[Dataset rows]
■ ■ ■ ■ ■
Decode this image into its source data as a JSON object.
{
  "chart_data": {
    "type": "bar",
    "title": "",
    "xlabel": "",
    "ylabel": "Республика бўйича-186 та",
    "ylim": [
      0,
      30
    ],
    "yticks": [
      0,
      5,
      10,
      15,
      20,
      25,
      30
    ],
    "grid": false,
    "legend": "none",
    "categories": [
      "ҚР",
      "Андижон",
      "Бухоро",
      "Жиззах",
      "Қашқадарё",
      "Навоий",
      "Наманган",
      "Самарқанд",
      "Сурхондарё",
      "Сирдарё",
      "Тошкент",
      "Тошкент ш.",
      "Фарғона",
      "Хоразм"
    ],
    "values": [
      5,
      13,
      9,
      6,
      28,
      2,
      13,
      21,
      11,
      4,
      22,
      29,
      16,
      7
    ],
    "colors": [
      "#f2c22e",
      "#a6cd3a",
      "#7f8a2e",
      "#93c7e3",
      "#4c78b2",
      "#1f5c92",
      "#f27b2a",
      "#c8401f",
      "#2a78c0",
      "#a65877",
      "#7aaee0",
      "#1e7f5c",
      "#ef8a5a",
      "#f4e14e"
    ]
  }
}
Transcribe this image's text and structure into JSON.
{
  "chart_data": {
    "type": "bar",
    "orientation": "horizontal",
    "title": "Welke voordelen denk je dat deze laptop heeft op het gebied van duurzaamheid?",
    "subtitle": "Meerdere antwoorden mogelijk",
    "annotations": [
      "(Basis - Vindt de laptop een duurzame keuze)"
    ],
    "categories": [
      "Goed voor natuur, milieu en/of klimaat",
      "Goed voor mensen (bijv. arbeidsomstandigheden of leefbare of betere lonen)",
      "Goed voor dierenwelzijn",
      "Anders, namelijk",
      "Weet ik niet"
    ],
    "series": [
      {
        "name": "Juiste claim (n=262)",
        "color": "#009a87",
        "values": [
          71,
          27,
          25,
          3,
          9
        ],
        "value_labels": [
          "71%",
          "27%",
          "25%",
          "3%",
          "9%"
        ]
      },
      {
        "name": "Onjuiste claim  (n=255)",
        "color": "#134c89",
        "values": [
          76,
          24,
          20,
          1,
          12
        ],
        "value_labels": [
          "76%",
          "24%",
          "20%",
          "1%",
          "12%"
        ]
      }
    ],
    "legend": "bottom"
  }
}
■ ■ ■ ■ ■
• _WHAT THE TASK REQUIRES_
Count every line above that holds the string "into" and give the total, nothing more.

• _EXERCISE SOLUTION_
2